## 48.2 Dualizing complexes on schemes

We define a dualizing complex on a locally Noetherian scheme to be a complex which affine locally comes from a dualizing complex on the corresponding ring. This is not completely standard but agrees with all definitions in the literature on Noetherian schemes of finite dimension.

Lemma 48.2.1. Let $X$ be a locally Noetherian scheme. Let $K$ be an object of $D(\mathcal{O}_ X)$. The following are equivalent

For every affine open $U = \mathop{\mathrm{Spec}}(A) \subset X$ there exists a dualizing complex $\omega _ A^\bullet $ for $A$ such that $K|_ U$ is isomorphic to the image of $\omega _ A^\bullet $ by the functor $\widetilde{} : D(A) \to D(\mathcal{O}_ U)$.

There is an affine open covering $X = \bigcup U_ i$, $U_ i = \mathop{\mathrm{Spec}}(A_ i)$ such that for each $i$ there exists a dualizing complex $\omega _ i^\bullet $ for $A_ i$ such that $K|_{U_ i}$ is isomorphic to the image of $\omega _ i^\bullet $ by the functor $\widetilde{} : D(A_ i) \to D(\mathcal{O}_{U_ i})$.

**Proof.**
Assume (2) and let $U = \mathop{\mathrm{Spec}}(A)$ be an affine open of $X$. Since condition (2) implies that $K$ is in $D_\mathit{QCoh}(\mathcal{O}_ X)$ we find an object $\omega _ A^\bullet $ in $D(A)$ whose associated complex of quasi-coherent sheaves is isomorphic to $K|_ U$, see Derived Categories of Schemes, Lemma 36.3.5. We will show that $\omega _ A^\bullet $ is a dualizing complex for $A$ which will finish the proof.

Since $X = \bigcup U_ i$ is an open covering, we can find a standard open covering $U = D(f_1) \cup \ldots \cup D(f_ m)$ such that each $D(f_ j)$ is a standard open in one of the affine opens $U_ i$, see Schemes, Lemma 26.11.5. Say $D(f_ j) = D(g_ j)$ for $g_ j \in A_{i_ j}$. Then $A_{f_ j} \cong (A_{i_ j})_{g_ j}$ and we have

\[ (\omega _ A^\bullet )_{f_ j} \cong (\omega _ i^\bullet )_{g_ j} \]

in the derived category by Derived Categories of Schemes, Lemma 36.3.5. By Dualizing Complexes, Lemma 47.15.6 we find that the complex $(\omega _ A^\bullet )_{f_ j}$ is a dualizing complex over $A_{f_ j}$ for $j = 1, \ldots , m$. This implies that $\omega _ A^\bullet $ is dualizing by Dualizing Complexes, Lemma 47.15.7.
___
### CHALLENGE A
List every distinct lemma the proof in the section on dualizing complexes on schemes cites by number, with the chapter each belongs to.
The records that follow come from a different source than the section on dualizing complexes on schemes.

### EXTRACTED INFORMATION
___
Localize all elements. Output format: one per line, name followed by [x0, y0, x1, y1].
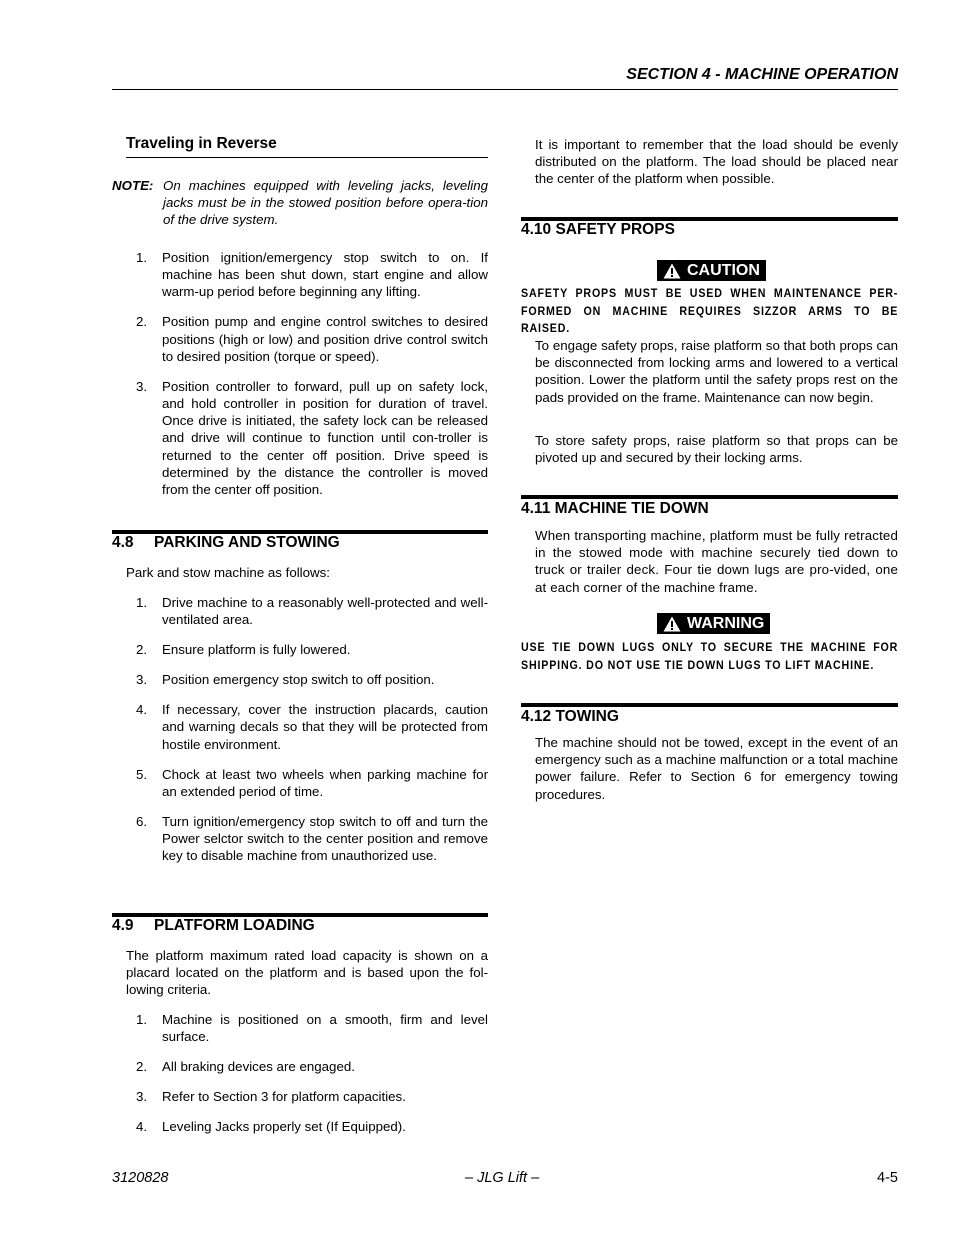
loading-steps-list: [126, 1011, 488, 1148]
props-paragraph-engage: To engage safety props, raise platform so that both props can be disconnected from locking arms and lowered to a vertical position. Lower the platform until the safety props rest on the pads provided on the frame. Maintenance can now begin.: [535, 338, 898, 405]
list-item: 4. If necessary, cover the instruction placards, caution and warning decals so that they will be protected from hostile environment.: [136, 702, 488, 752]
list-item: 1. Position ignition/emergency stop switch to on. If machine has been shut down, start engine and allow warm-up period before beginning any lifting.: [136, 250, 488, 300]
list-item-text: Turn ignition/emergency stop switch to off and turn the Power selctor switch to the center position and remove key to disable machine from unauthorized use.: [162, 813, 488, 864]
props-paragraph-store: To store safety props, raise platform so that props can be pivoted up and secured by their locking arms.: [535, 433, 898, 466]
list-item-text: Position ignition/emergency stop switch to on. If machine has been shut down, start engine and allow warm-up period before beginning any lifting.: [162, 250, 488, 300]
header-rule: [112, 89, 898, 90]
section-rule-4-11: [521, 495, 898, 499]
note-block: [112, 177, 488, 229]
parking-steps-list: [126, 594, 488, 877]
list-item-text: If necessary, cover the instruction placards, caution and warning decals so that they will be protected from hostile environment.: [162, 702, 488, 752]
list-item-text: Position emergency stop switch to off position.: [162, 672, 435, 688]
section-title-machine-tie-down: 4.11 MACHINE TIE DOWN: [521, 500, 709, 517]
loading-intro: The platform maximum rated load capacity is shown on a placard located on the platform and is based upon the fol-lowing criteria.: [126, 948, 488, 998]
list-item: 5. Chock at least two wheels when parking machine for an extended period of time.: [136, 766, 488, 799]
warning-triangle-icon: [663, 616, 681, 632]
warning-badge-label: WARNING: [687, 614, 765, 632]
warning-triangle-icon: [663, 263, 681, 279]
reverse-steps-list: [126, 249, 488, 511]
section-title-parking: [112, 534, 340, 552]
subsection-rule: [126, 157, 488, 158]
parking-intro: Park and stow machine as follows:: [126, 565, 330, 580]
list-item: 3. Refer to Section 3 for platform capacities.: [136, 1089, 406, 1105]
towing-paragraph: The machine should not be towed, except in the event of an emergency such as a machine malfunction or a total machine power failure. Refer to Section 6 for emergency towing procedures.: [535, 735, 898, 802]
caution-badge-label: CAUTION: [687, 261, 760, 279]
subsection-title-traveling-reverse: Traveling in Reverse: [126, 135, 277, 152]
caution-badge: [657, 260, 766, 281]
list-item-text: Drive machine to a reasonably well-protected and well-ventilated area.: [162, 595, 488, 628]
list-item: 3. Position controller to forward, pull up on safety lock, and hold controller in position for duration of travel. Once drive is initiated, the safety lock can be released and drive will continue to function until con-troller is returned to the center off position. Drive speed is determined by the distance the controller is moved from the center off position.: [136, 378, 488, 498]
section-title-text: PLATFORM LOADING: [154, 917, 315, 934]
list-item: 2. All braking devices are engaged.: [136, 1059, 355, 1075]
page-header-title: SECTION 4 - MACHINE OPERATION: [626, 66, 898, 83]
list-item-text: Refer to Section 3 for platform capacities.: [162, 1089, 406, 1105]
list-item: 2. Ensure platform is fully lowered.: [136, 642, 351, 658]
note-text: On machines equipped with leveling jacks, leveling jacks must be in the stowed position before opera-tion of the drive system.: [163, 178, 488, 228]
footer-document-number: 3120828: [112, 1170, 169, 1186]
warning-text: USE TIE DOWN LUGS ONLY TO SECURE THE MACHINE FOR SHIPPING. DO NOT USE TIE DOWN LUGS TO LIFT MACHINE.: [521, 641, 899, 672]
footer-brand: – JLG Lift –: [465, 1170, 540, 1186]
list-item-text: Ensure platform is fully lowered.: [162, 642, 351, 658]
section-number: 4.9: [112, 917, 134, 934]
list-item-text: Chock at least two wheels when parking machine for an extended period of time.: [162, 766, 488, 799]
list-item-text: Leveling Jacks properly set (If Equipped).: [162, 1119, 406, 1135]
section-number: 4.8: [112, 534, 134, 551]
section-title-text: PARKING AND STOWING: [154, 534, 340, 551]
list-item: 4. Leveling Jacks properly set (If Equipped).: [136, 1119, 406, 1135]
section-title-towing: 4.12 TOWING: [521, 708, 619, 725]
note-label: NOTE:: [112, 178, 154, 193]
list-item-text: Position controller to forward, pull up on safety lock, and hold controller in position for duration of travel. Once drive is initiated, the safety lock can be released and drive will continue to function until con-troller is returned to the center off position. Drive speed is determined by the distance the controller is moved from the center off position.: [162, 378, 488, 498]
tie-down-paragraph: When transporting machine, platform must be fully retracted in the stowed mode with machine securely tied down to truck or trailer deck. Four tie down lugs are pro-vided, one at each corner of the machine frame.: [535, 528, 898, 595]
list-item: 1. Machine is positioned on a smooth, firm and level surface.: [136, 1012, 488, 1045]
section-title-safety-props: 4.10 SAFETY PROPS: [521, 221, 675, 238]
list-item-text: Position pump and engine control switches to desired positions (high or low) and position drive control switch to desired position (torque or speed).: [162, 314, 488, 364]
caution-text: SAFETY PROPS MUST BE USED WHEN MAINTENANCE PER-FORMED ON MACHINE REQUIRES SIZZOR ARMS TO BE RAISED.: [521, 287, 899, 335]
section-title-platform-loading: [112, 917, 315, 935]
list-item: 3. Position emergency stop switch to off position.: [136, 672, 435, 688]
list-item: 2. Position pump and engine control switches to desired positions (high or low) and position drive control switch to desired position (torque or speed).: [136, 314, 488, 364]
list-item-text: All braking devices are engaged.: [162, 1059, 355, 1075]
footer-page-number: 4-5: [877, 1170, 898, 1186]
list-item: 6. Turn ignition/emergency stop switch to off and turn the Power selctor switch to the center position and remove key to disable machine from unauthorized use.: [136, 813, 488, 864]
warning-badge: [657, 613, 770, 634]
list-item-text: Machine is positioned on a smooth, firm and level surface.: [162, 1012, 488, 1045]
list-item: 1. Drive machine to a reasonably well-protected and well-ventilated area.: [136, 595, 488, 628]
section-rule-4-12: [521, 703, 898, 707]
load-distribution-paragraph: It is important to remember that the load should be evenly distributed on the platform. The load should be placed near the center of the platform when possible.: [535, 137, 898, 187]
___
### CHALLENGE B
Reproduce the lines of the records starting at the line containing "loading-steps-list: [126, 1011, 488, 1148]" and ending at the line containing "section-title-machine-tie-down: 4.11 MACHINE", both included.

### EXERCISE RESULT A
- Derived Categories of Schemes, Lemma 36.3.5
- Schemes, Lemma 26.11.5
- Dualizing Complexes, Lemma 47.15.6
- Dualizing Complexes, Lemma 47.15.7

### EXERCISE RESULT B
loading-steps-list: [126, 1011, 488, 1148]
props-paragraph-engage: To engage safety props, raise platform so that both props can be disconnected from locking arms and lowered to a vertical position. Lower the platform until the safety props rest on the pads provided on the frame. Maintenance can now begin.: [535, 338, 898, 405]
list-item: 4. If necessary, cover the instruction placards, caution and warning decals so that they will be protected from hostile environment.: [136, 702, 488, 752]
list-item: 1. Position ignition/emergency stop switch to on. If machine has been shut down, start engine and allow warm-up period before beginning any lifting.: [136, 250, 488, 300]
list-item-text: Turn ignition/emergency stop switch to off and turn the Power selctor switch to the center position and remove key to disable machine from unauthorized use.: [162, 813, 488, 864]
props-paragraph-store: To store safety props, raise platform so that props can be pivoted up and secured by their locking arms.: [535, 433, 898, 466]
list-item-text: Position ignition/emergency stop switch to on. If machine has been shut down, start engine and allow warm-up period before beginning any lifting.: [162, 250, 488, 300]
header-rule: [112, 89, 898, 90]
section-rule-4-11: [521, 495, 898, 499]
note-block: [112, 177, 488, 229]
parking-steps-list: [126, 594, 488, 877]
list-item-text: If necessary, cover the instruction placards, caution and warning decals so that they will be protected from hostile environment.: [162, 702, 488, 752]
list-item-text: Position emergency stop switch to off position.: [162, 672, 435, 688]
section-title-machine-tie-down: 4.11 MACHINE TIE DOWN: [521, 500, 709, 517]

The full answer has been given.